◆ WORK INSTRUCTIONS
Restate the data exactly as given and keep the pictures out.

◆ ROWS
....................

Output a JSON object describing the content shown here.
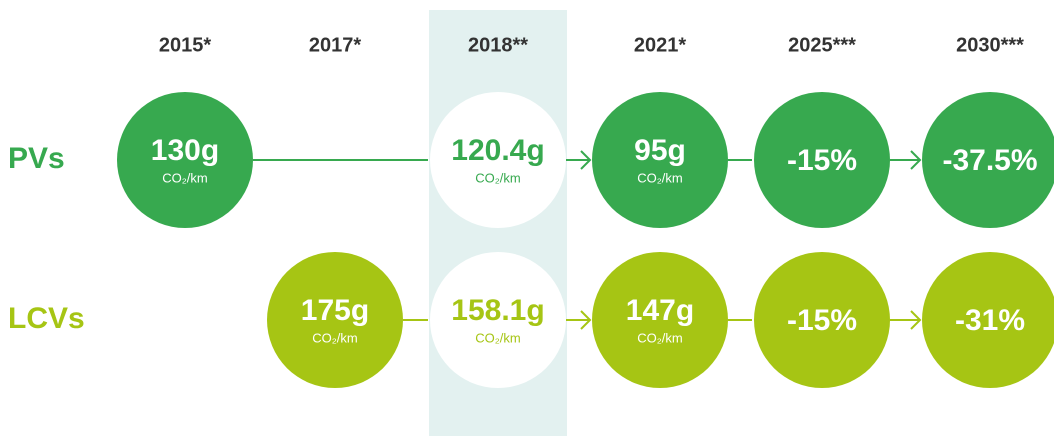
{
  "columns": [
    "2015*",
    "2017*",
    "2018**",
    "2021*",
    "2025***",
    "2030***"
  ],
  "rows": [
    {
      "label": "PVs",
      "color": "#37a94f",
      "cells": [
        {
          "value": "130g",
          "unit": "CO₂/km"
        },
        null,
        {
          "value": "120.4g",
          "unit": "CO₂/km"
        },
        {
          "value": "95g",
          "unit": "CO₂/km"
        },
        {
          "value": "-15%"
        },
        {
          "value": "-37.5%"
        }
      ]
    },
    {
      "label": "LCVs",
      "color": "#a6c514",
      "cells": [
        null,
        {
          "value": "175g",
          "unit": "CO₂/km"
        },
        {
          "value": "158.1g",
          "unit": "CO₂/km"
        },
        {
          "value": "147g",
          "unit": "CO₂/km"
        },
        {
          "value": "-15%"
        },
        {
          "value": "-31%"
        }
      ]
    }
  ]
}
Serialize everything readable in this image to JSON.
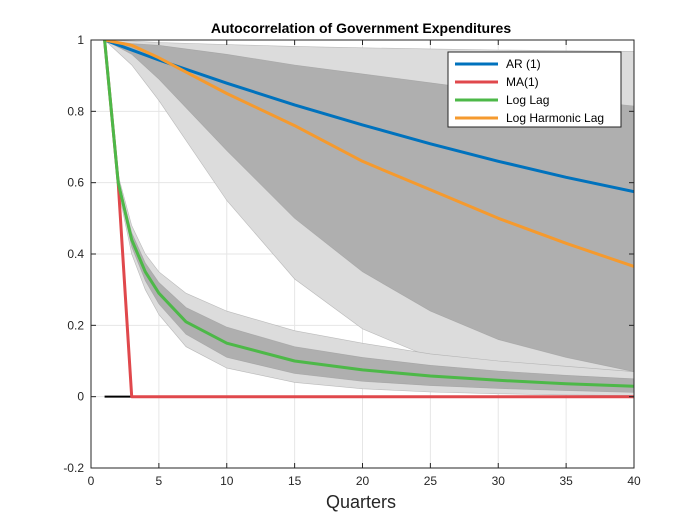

....................

◆ TASK ANSWER
Output a JSON object describing the content shown here.
{
  "columns": [
    "2015*",
    "2017*",
    "2018**",
    "2021*",
    "2025***",
    "2030***"
  ],
  "rows": [
    {
      "label": "PVs",
      "color": "#37a94f",
      "cells": [
        {
          "value": "130g",
          "unit": "CO₂/km"
        },
        null,
        {
          "value": "120.4g",
          "unit": "CO₂/km"
        },
        {
          "value": "95g",
          "unit": "CO₂/km"
        },
        {
          "value": "-15%"
        },
        {
          "value": "-37.5%"
        }
      ]
    },
    {
      "label": "LCVs",
      "color": "#a6c514",
      "cells": [
        null,
        {
          "value": "175g",
          "unit": "CO₂/km"
        },
        {
          "value": "158.1g",
          "unit": "CO₂/km"
        },
        {
          "value": "147g",
          "unit": "CO₂/km"
        },
        {
          "value": "-15%"
        },
        {
          "value": "-31%"
        }
      ]
    }
  ]
}
Serialize everything readable in this image to JSON.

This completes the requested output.